Task to complete: All records are to be retyped faithfully and completely.

+++++

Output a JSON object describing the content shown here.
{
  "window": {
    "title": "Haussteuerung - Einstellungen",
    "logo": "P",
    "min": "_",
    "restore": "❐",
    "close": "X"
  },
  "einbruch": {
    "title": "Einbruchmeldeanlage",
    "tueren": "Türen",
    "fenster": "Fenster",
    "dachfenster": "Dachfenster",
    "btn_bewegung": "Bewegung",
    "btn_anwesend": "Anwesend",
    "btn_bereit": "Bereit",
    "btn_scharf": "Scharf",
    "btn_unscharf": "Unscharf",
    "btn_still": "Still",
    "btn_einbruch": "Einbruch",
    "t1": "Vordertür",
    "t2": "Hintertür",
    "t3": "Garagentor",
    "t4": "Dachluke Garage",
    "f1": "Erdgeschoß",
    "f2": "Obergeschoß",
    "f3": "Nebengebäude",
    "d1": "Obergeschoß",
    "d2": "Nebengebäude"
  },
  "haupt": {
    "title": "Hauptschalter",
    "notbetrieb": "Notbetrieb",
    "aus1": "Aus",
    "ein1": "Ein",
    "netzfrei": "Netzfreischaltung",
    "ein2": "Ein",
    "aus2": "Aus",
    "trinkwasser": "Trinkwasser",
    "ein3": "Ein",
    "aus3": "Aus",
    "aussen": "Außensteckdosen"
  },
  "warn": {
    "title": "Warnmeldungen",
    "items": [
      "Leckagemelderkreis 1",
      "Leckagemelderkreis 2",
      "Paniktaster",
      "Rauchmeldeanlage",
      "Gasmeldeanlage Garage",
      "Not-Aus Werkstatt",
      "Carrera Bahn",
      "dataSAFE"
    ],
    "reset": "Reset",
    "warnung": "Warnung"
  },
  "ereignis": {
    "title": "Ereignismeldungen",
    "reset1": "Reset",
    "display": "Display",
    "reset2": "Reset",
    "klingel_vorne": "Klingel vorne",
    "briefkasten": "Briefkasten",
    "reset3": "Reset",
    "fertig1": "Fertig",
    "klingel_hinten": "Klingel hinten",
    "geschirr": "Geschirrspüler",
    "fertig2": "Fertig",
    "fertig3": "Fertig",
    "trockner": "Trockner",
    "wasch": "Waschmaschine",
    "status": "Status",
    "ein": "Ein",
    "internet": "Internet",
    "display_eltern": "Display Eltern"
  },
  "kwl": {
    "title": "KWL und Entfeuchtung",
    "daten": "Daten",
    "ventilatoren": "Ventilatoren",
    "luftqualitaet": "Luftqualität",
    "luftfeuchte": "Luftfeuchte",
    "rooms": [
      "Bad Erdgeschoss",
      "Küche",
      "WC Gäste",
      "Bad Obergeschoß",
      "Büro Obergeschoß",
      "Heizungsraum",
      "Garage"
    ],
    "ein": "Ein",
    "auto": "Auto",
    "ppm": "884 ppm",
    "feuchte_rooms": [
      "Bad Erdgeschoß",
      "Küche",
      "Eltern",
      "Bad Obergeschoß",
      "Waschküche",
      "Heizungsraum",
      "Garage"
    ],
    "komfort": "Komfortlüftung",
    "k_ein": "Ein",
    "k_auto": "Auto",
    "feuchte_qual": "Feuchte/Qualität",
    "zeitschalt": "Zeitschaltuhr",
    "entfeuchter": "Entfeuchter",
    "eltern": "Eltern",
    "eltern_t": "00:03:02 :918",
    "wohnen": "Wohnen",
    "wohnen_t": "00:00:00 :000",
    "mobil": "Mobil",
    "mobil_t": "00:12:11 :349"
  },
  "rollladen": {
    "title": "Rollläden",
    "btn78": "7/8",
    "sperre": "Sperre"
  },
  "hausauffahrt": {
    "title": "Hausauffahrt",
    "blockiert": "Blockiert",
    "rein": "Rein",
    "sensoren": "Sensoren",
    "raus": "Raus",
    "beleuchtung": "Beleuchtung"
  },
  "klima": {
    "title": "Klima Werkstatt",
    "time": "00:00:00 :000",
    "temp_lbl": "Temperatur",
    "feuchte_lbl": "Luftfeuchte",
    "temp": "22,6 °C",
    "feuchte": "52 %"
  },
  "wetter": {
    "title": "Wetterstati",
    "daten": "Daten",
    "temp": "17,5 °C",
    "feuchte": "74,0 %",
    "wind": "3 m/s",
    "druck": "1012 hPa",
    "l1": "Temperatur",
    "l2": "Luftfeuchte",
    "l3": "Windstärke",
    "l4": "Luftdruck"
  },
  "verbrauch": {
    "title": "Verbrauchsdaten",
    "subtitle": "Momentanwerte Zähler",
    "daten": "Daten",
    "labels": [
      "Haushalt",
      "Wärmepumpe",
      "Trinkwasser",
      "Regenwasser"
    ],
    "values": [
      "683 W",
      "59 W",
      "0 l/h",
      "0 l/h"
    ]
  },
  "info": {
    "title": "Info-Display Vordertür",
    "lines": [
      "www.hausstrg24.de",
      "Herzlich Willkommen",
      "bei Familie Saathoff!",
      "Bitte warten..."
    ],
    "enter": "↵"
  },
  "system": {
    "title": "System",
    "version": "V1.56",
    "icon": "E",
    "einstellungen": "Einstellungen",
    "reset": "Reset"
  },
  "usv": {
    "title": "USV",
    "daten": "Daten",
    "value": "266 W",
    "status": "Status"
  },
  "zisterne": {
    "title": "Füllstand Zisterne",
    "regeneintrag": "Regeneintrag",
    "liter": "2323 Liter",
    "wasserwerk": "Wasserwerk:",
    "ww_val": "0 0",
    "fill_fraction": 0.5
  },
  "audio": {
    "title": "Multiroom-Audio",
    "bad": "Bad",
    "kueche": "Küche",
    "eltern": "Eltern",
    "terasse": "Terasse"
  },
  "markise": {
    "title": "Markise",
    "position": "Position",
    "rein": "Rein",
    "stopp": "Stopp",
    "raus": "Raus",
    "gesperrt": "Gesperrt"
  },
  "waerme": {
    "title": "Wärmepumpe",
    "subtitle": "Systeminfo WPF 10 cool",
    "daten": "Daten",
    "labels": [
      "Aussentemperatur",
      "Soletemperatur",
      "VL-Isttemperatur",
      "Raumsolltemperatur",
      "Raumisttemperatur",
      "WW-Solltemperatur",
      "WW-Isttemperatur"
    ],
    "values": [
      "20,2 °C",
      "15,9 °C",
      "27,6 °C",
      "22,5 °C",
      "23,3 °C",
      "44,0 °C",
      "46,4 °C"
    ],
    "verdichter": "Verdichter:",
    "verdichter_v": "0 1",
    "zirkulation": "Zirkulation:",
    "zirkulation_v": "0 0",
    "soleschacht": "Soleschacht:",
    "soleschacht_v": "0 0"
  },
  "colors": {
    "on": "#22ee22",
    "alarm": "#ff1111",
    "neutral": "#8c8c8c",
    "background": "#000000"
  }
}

+++++

Answer below:
Output a JSON object describing the content shown here.
{
  "window": {
    "title": "Haussteuerung - Einstellungen",
    "logo": "P",
    "min": "_",
    "restore": "❐",
    "close": "X"
  },
  "einbruch": {
    "title": "Einbruchmeldeanlage",
    "tueren": "Türen",
    "fenster": "Fenster",
    "dachfenster": "Dachfenster",
    "btn_bewegung": "Bewegung",
    "btn_anwesend": "Anwesend",
    "btn_bereit": "Bereit",
    "btn_scharf": "Scharf",
    "btn_unscharf": "Unscharf",
    "btn_still": "Still",
    "btn_einbruch": "Einbruch",
    "t1": "Vordertür",
    "t2": "Hintertür",
    "t3": "Garagentor",
    "t4": "Dachluke Garage",
    "f1": "Erdgeschoß",
    "f2": "Obergeschoß",
    "f3": "Nebengebäude",
    "d1": "Obergeschoß",
    "d2": "Nebengebäude"
  },
  "haupt": {
    "title": "Hauptschalter",
    "notbetrieb": "Notbetrieb",
    "aus1": "Aus",
    "ein1": "Ein",
    "netzfrei": "Netzfreischaltung",
    "ein2": "Ein",
    "aus2": "Aus",
    "trinkwasser": "Trinkwasser",
    "ein3": "Ein",
    "aus3": "Aus",
    "aussen": "Außensteckdosen"
  },
  "warn": {
    "title": "Warnmeldungen",
    "items": [
      "Leckagemelderkreis 1",
      "Leckagemelderkreis 2",
      "Paniktaster",
      "Rauchmeldeanlage",
      "Gasmeldeanlage Garage",
      "Not-Aus Werkstatt",
      "Carrera Bahn",
      "dataSAFE"
    ],
    "reset": "Reset",
    "warnung": "Warnung"
  },
  "ereignis": {
    "title": "Ereignismeldungen",
    "reset1": "Reset",
    "display": "Display",
    "reset2": "Reset",
    "klingel_vorne": "Klingel vorne",
    "briefkasten": "Briefkasten",
    "reset3": "Reset",
    "fertig1": "Fertig",
    "klingel_hinten": "Klingel hinten",
    "geschirr": "Geschirrspüler",
    "fertig2": "Fertig",
    "fertig3": "Fertig",
    "trockner": "Trockner",
    "wasch": "Waschmaschine",
    "status": "Status",
    "ein": "Ein",
    "internet": "Internet",
    "display_eltern": "Display Eltern"
  },
  "kwl": {
    "title": "KWL und Entfeuchtung",
    "daten": "Daten",
    "ventilatoren": "Ventilatoren",
    "luftqualitaet": "Luftqualität",
    "luftfeuchte": "Luftfeuchte",
    "rooms": [
      "Bad Erdgeschoss",
      "Küche",
      "WC Gäste",
      "Bad Obergeschoß",
      "Büro Obergeschoß",
      "Heizungsraum",
      "Garage"
    ],
    "ein": "Ein",
    "auto": "Auto",
    "ppm": "884 ppm",
    "feuchte_rooms": [
      "Bad Erdgeschoß",
      "Küche",
      "Eltern",
      "Bad Obergeschoß",
      "Waschküche",
      "Heizungsraum",
      "Garage"
    ],
    "komfort": "Komfortlüftung",
    "k_ein": "Ein",
    "k_auto": "Auto",
    "feuchte_qual": "Feuchte/Qualität",
    "zeitschalt": "Zeitschaltuhr",
    "entfeuchter": "Entfeuchter",
    "eltern": "Eltern",
    "eltern_t": "00:03:02 :918",
    "wohnen": "Wohnen",
    "wohnen_t": "00:00:00 :000",
    "mobil": "Mobil",
    "mobil_t": "00:12:11 :349"
  },
  "rollladen": {
    "title": "Rollläden",
    "btn78": "7/8",
    "sperre": "Sperre"
  },
  "hausauffahrt": {
    "title": "Hausauffahrt",
    "blockiert": "Blockiert",
    "rein": "Rein",
    "sensoren": "Sensoren",
    "raus": "Raus",
    "beleuchtung": "Beleuchtung"
  },
  "klima": {
    "title": "Klima Werkstatt",
    "time": "00:00:00 :000",
    "temp_lbl": "Temperatur",
    "feuchte_lbl": "Luftfeuchte",
    "temp": "22,6 °C",
    "feuchte": "52 %"
  },
  "wetter": {
    "title": "Wetterstati",
    "daten": "Daten",
    "temp": "17,5 °C",
    "feuchte": "74,0 %",
    "wind": "3 m/s",
    "druck": "1012 hPa",
    "l1": "Temperatur",
    "l2": "Luftfeuchte",
    "l3": "Windstärke",
    "l4": "Luftdruck"
  },
  "verbrauch": {
    "title": "Verbrauchsdaten",
    "subtitle": "Momentanwerte Zähler",
    "daten": "Daten",
    "labels": [
      "Haushalt",
      "Wärmepumpe",
      "Trinkwasser",
      "Regenwasser"
    ],
    "values": [
      "683 W",
      "59 W",
      "0 l/h",
      "0 l/h"
    ]
  },
  "info": {
    "title": "Info-Display Vordertür",
    "lines": [
      "www.hausstrg24.de",
      "Herzlich Willkommen",
      "bei Familie Saathoff!",
      "Bitte warten..."
    ],
    "enter": "↵"
  },
  "system": {
    "title": "System",
    "version": "V1.56",
    "icon": "E",
    "einstellungen": "Einstellungen",
    "reset": "Reset"
  },
  "usv": {
    "title": "USV",
    "daten": "Daten",
    "value": "266 W",
    "status": "Status"
  },
  "zisterne": {
    "title": "Füllstand Zisterne",
    "regeneintrag": "Regeneintrag",
    "liter": "2323 Liter",
    "wasserwerk": "Wasserwerk:",
    "ww_val": "0 0",
    "fill_fraction": 0.5
  },
  "audio": {
    "title": "Multiroom-Audio",
    "bad": "Bad",
    "kueche": "Küche",
    "eltern": "Eltern",
    "terasse": "Terasse"
  },
  "markise": {
    "title": "Markise",
    "position": "Position",
    "rein": "Rein",
    "stopp": "Stopp",
    "raus": "Raus",
    "gesperrt": "Gesperrt"
  },
  "waerme": {
    "title": "Wärmepumpe",
    "subtitle": "Systeminfo WPF 10 cool",
    "daten": "Daten",
    "labels": [
      "Aussentemperatur",
      "Soletemperatur",
      "VL-Isttemperatur",
      "Raumsolltemperatur",
      "Raumisttemperatur",
      "WW-Solltemperatur",
      "WW-Isttemperatur"
    ],
    "values": [
      "20,2 °C",
      "15,9 °C",
      "27,6 °C",
      "22,5 °C",
      "23,3 °C",
      "44,0 °C",
      "46,4 °C"
    ],
    "verdichter": "Verdichter:",
    "verdichter_v": "0 1",
    "zirkulation": "Zirkulation:",
    "zirkulation_v": "0 0",
    "soleschacht": "Soleschacht:",
    "soleschacht_v": "0 0"
  },
  "colors": {
    "on": "#22ee22",
    "alarm": "#ff1111",
    "neutral": "#8c8c8c",
    "background": "#000000"
  }
}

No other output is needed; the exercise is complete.